◆ RECORDS TO USE
-.-.-
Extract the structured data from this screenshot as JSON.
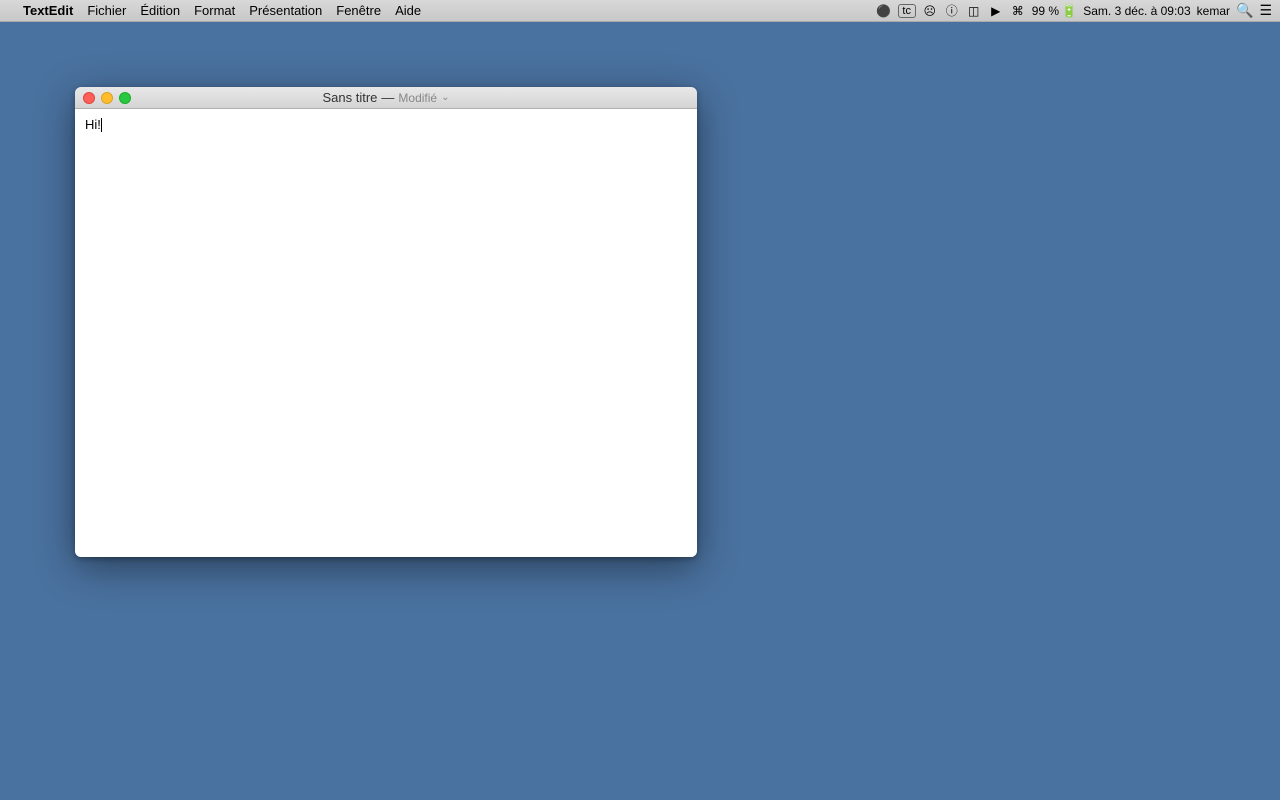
{
  "menubar": {
    "apple_symbol": "",
    "items": [
      {
        "id": "textedit",
        "label": "TextEdit",
        "bold": true
      },
      {
        "id": "fichier",
        "label": "Fichier",
        "bold": false
      },
      {
        "id": "edition",
        "label": "Édition",
        "bold": false
      },
      {
        "id": "format",
        "label": "Format",
        "bold": false
      },
      {
        "id": "presentation",
        "label": "Présentation",
        "bold": false
      },
      {
        "id": "fenetre",
        "label": "Fenêtre",
        "bold": false
      },
      {
        "id": "aide",
        "label": "Aide",
        "bold": false
      }
    ],
    "status": {
      "battery_percent": "99 %",
      "datetime": "Sam. 3 déc. à  09:03",
      "username": "kemar"
    }
  },
  "window": {
    "title": "Sans titre",
    "separator": "—",
    "modified_label": "Modifié",
    "content": "Hi!",
    "buttons": {
      "close": "close",
      "minimize": "minimize",
      "maximize": "maximize"
    }
  }
}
-.-.-
◆ WRITTEN TASK
Exact duplication of all the records is required; pictures are omitted from the copy.

◆ EXERCISE OUTPUT
Extract the structured data from this screenshot as JSON.
{
  "menubar": {
    "apple_symbol": "",
    "items": [
      {
        "id": "textedit",
        "label": "TextEdit",
        "bold": true
      },
      {
        "id": "fichier",
        "label": "Fichier",
        "bold": false
      },
      {
        "id": "edition",
        "label": "Édition",
        "bold": false
      },
      {
        "id": "format",
        "label": "Format",
        "bold": false
      },
      {
        "id": "presentation",
        "label": "Présentation",
        "bold": false
      },
      {
        "id": "fenetre",
        "label": "Fenêtre",
        "bold": false
      },
      {
        "id": "aide",
        "label": "Aide",
        "bold": false
      }
    ],
    "status": {
      "battery_percent": "99 %",
      "datetime": "Sam. 3 déc. à  09:03",
      "username": "kemar"
    }
  },
  "window": {
    "title": "Sans titre",
    "separator": "—",
    "modified_label": "Modifié",
    "content": "Hi!",
    "buttons": {
      "close": "close",
      "minimize": "minimize",
      "maximize": "maximize"
    }
  }
}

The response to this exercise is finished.